▶ **WHAT THE TASK REQUIRES**: Extract every line of the data below without any change, and leave the pictures out of your answer.

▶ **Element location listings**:
** Start **

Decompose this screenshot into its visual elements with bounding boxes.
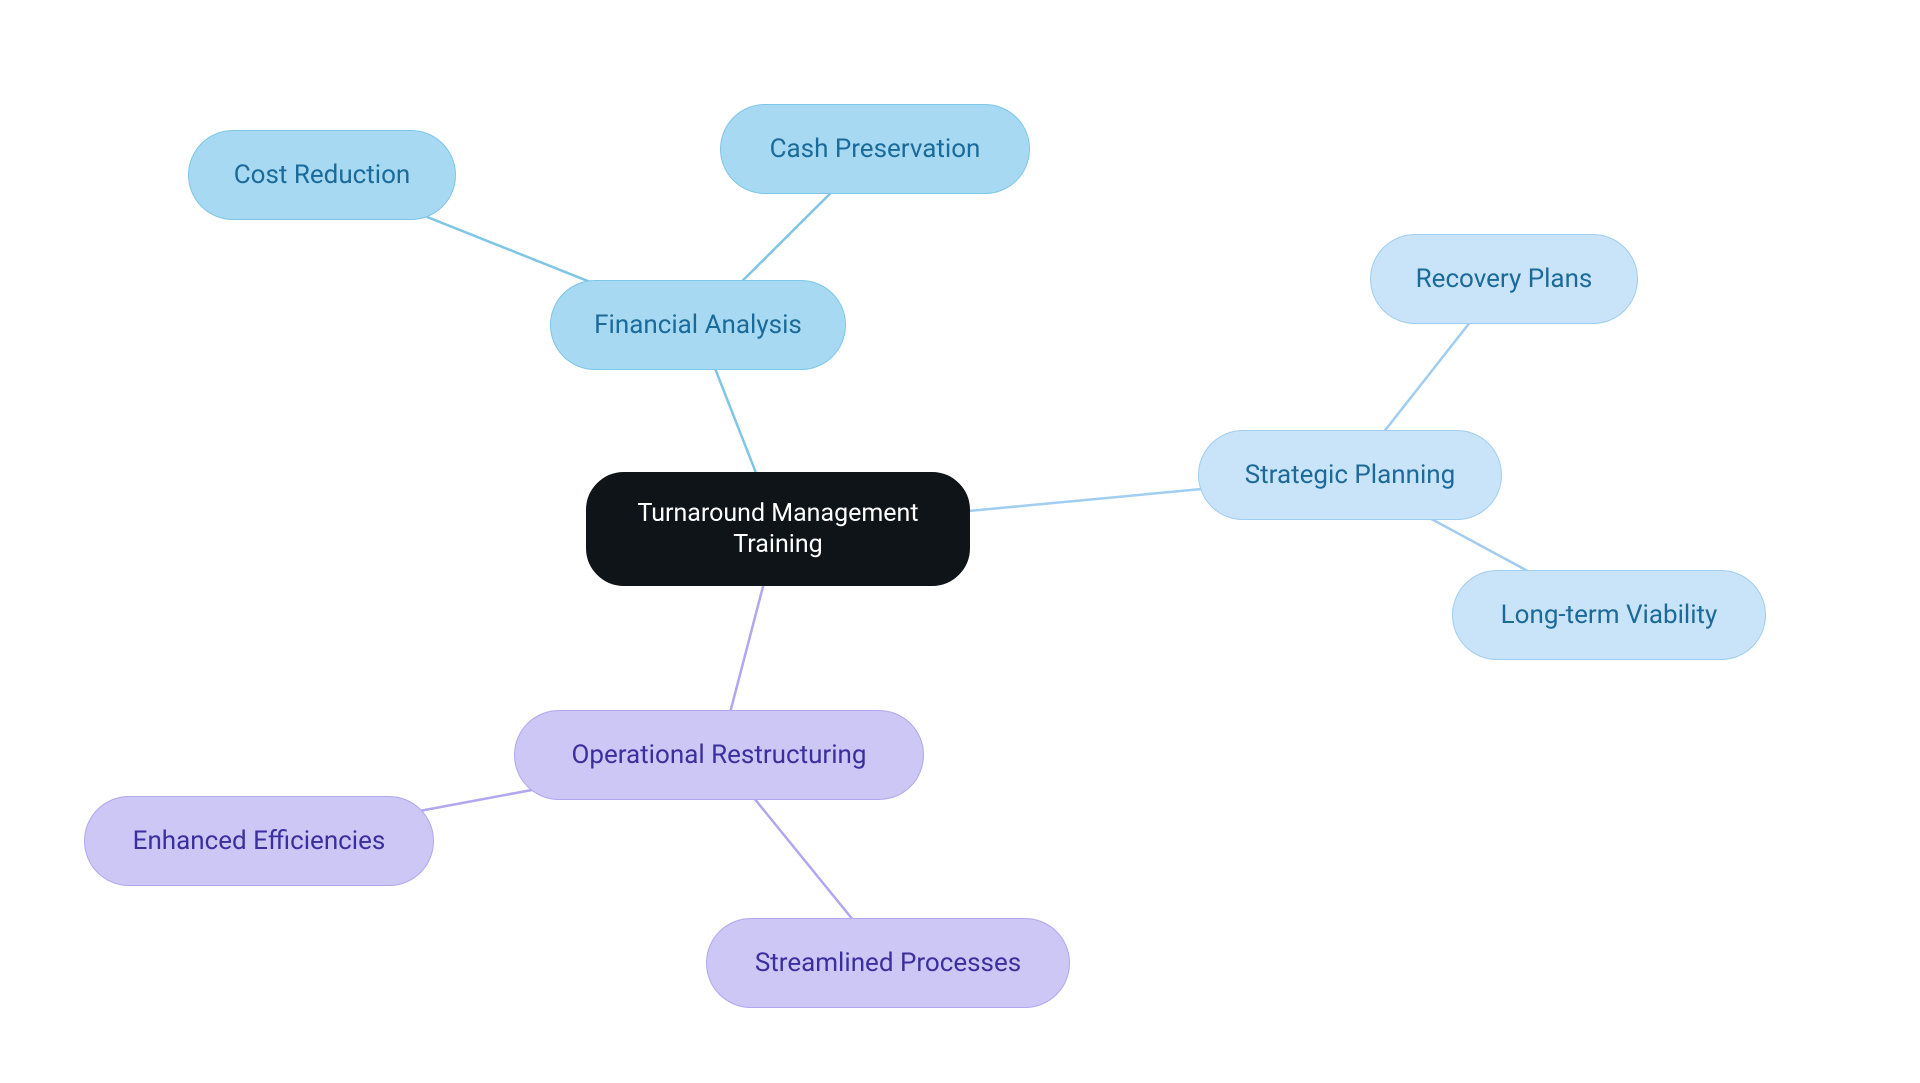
node-efficiencies: Enhanced Efficiencies [84, 796, 434, 886]
node-financial: Financial Analysis [550, 280, 846, 370]
node-label: Recovery Plans [1416, 263, 1593, 296]
node-cash: Cash Preservation [720, 104, 1030, 194]
node-label: Long-term Viability [1501, 599, 1718, 632]
node-label: Operational Restructuring [571, 739, 866, 772]
node-label: Cost Reduction [234, 159, 411, 192]
node-operational: Operational Restructuring [514, 710, 924, 800]
node-streamlined: Streamlined Processes [706, 918, 1070, 1008]
node-label: Financial Analysis [594, 309, 802, 342]
diagram-canvas: Turnaround Management Training Financial … [0, 0, 1920, 1083]
node-label: Strategic Planning [1245, 459, 1456, 492]
node-longterm: Long-term Viability [1452, 570, 1766, 660]
node-strategic: Strategic Planning [1198, 430, 1502, 520]
node-cost: Cost Reduction [188, 130, 456, 220]
node-label: Turnaround Management Training [637, 498, 918, 561]
node-recovery: Recovery Plans [1370, 234, 1638, 324]
node-label: Streamlined Processes [755, 947, 1021, 980]
node-label: Enhanced Efficiencies [133, 825, 386, 858]
node-label: Cash Preservation [770, 133, 981, 166]
node-root: Turnaround Management Training [586, 472, 970, 586]
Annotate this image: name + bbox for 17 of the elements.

** End **

▶ **THE OUTPUT**:
Decompose this screenshot into its visual elements with bounding boxes.
node-efficiencies: Enhanced Efficiencies [84, 796, 434, 886]
node-financial: Financial Analysis [550, 280, 846, 370]
node-label: Recovery Plans [1416, 263, 1593, 296]
node-cash: Cash Preservation [720, 104, 1030, 194]
node-label: Long-term Viability [1501, 599, 1718, 632]
node-label: Operational Restructuring [571, 739, 866, 772]
node-label: Cost Reduction [234, 159, 411, 192]
node-operational: Operational Restructuring [514, 710, 924, 800]
node-streamlined: Streamlined Processes [706, 918, 1070, 1008]
node-label: Financial Analysis [594, 309, 802, 342]
diagram-canvas: Turnaround Management Training Financial … [0, 0, 1920, 1083]
node-label: Strategic Planning [1245, 459, 1456, 492]
node-longterm: Long-term Viability [1452, 570, 1766, 660]
node-strategic: Strategic Planning [1198, 430, 1502, 520]
node-cost: Cost Reduction [188, 130, 456, 220]
node-label: Turnaround Management Training [637, 498, 918, 561]
node-recovery: Recovery Plans [1370, 234, 1638, 324]
node-label: Streamlined Processes [755, 947, 1021, 980]
node-label: Enhanced Efficiencies [133, 825, 386, 858]
node-label: Cash Preservation [770, 133, 981, 166]
node-root: Turnaround Management Training [586, 472, 970, 586]
Annotate this image: name + bbox for 17 of the elements.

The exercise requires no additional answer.